Collected data:
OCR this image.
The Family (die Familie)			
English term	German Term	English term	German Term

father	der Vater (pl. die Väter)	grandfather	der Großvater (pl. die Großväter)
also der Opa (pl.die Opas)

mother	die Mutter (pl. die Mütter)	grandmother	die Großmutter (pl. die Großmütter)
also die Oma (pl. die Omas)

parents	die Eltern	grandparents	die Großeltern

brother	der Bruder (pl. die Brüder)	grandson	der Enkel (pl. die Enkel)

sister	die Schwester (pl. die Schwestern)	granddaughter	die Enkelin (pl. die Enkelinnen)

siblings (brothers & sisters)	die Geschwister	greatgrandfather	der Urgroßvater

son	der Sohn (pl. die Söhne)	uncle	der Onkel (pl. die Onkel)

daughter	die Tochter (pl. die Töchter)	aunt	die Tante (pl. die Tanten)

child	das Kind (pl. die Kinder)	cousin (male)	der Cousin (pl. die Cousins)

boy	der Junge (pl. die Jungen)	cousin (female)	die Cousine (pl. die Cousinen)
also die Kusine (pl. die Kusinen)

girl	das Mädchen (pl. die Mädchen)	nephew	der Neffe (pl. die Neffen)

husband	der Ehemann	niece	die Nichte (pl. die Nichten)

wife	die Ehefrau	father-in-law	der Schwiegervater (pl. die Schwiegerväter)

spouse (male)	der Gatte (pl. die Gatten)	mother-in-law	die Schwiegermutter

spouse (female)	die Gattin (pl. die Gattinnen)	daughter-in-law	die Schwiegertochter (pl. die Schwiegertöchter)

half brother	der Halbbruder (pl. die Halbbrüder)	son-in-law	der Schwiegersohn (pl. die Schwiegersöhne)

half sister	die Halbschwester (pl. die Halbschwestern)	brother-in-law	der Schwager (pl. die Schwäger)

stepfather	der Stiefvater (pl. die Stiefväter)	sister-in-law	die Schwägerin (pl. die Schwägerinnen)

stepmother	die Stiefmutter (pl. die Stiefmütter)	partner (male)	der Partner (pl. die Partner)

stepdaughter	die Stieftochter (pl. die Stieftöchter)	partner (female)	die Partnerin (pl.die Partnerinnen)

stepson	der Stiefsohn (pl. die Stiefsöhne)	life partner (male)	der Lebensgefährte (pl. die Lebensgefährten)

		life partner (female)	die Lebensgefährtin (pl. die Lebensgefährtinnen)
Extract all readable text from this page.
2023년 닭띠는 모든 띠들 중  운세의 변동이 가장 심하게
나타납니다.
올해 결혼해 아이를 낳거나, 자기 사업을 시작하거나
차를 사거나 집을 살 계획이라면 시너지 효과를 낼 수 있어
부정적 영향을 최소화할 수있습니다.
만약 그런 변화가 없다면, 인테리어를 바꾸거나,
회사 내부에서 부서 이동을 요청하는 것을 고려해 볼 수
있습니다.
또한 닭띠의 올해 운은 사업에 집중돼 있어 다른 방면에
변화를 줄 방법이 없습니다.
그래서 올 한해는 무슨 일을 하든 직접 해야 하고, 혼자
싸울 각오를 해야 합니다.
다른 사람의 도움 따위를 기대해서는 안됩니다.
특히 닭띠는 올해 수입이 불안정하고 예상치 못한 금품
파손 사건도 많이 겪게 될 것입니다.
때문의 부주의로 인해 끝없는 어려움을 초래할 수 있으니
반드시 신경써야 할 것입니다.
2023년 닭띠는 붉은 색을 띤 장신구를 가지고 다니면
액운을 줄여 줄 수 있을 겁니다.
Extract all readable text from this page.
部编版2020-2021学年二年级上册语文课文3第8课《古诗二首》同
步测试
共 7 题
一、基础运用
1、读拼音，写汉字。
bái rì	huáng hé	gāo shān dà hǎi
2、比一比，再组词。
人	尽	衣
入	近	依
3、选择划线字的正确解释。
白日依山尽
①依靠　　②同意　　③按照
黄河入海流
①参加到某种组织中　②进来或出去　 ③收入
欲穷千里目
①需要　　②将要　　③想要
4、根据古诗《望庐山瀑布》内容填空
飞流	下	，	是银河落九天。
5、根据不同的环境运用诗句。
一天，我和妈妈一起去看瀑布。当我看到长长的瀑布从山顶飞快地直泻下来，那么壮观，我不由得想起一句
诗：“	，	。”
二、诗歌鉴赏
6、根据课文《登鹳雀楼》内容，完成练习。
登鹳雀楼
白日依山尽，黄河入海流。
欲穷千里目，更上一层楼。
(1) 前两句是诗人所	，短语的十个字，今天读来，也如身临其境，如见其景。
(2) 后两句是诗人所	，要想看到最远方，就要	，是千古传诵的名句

| Set task |
Find every line in the records above that contains the word "female", and copy each one.

| Answer to the exercise |
boy	der Junge (pl. die Jungen)	cousin (female)	die Cousine (pl. die Cousinen)
spouse (female)	die Gattin (pl. die Gattinnen)	daughter-in-law	die Schwiegertochter (pl. die Schwiegertöchter)
stepdaughter	die Stieftochter (pl. die Stieftöchter)	partner (female)	die Partnerin (pl.die Partnerinnen)
		life partner (female)	die Lebensgefährtin (pl. die Lebensgefährtinnen)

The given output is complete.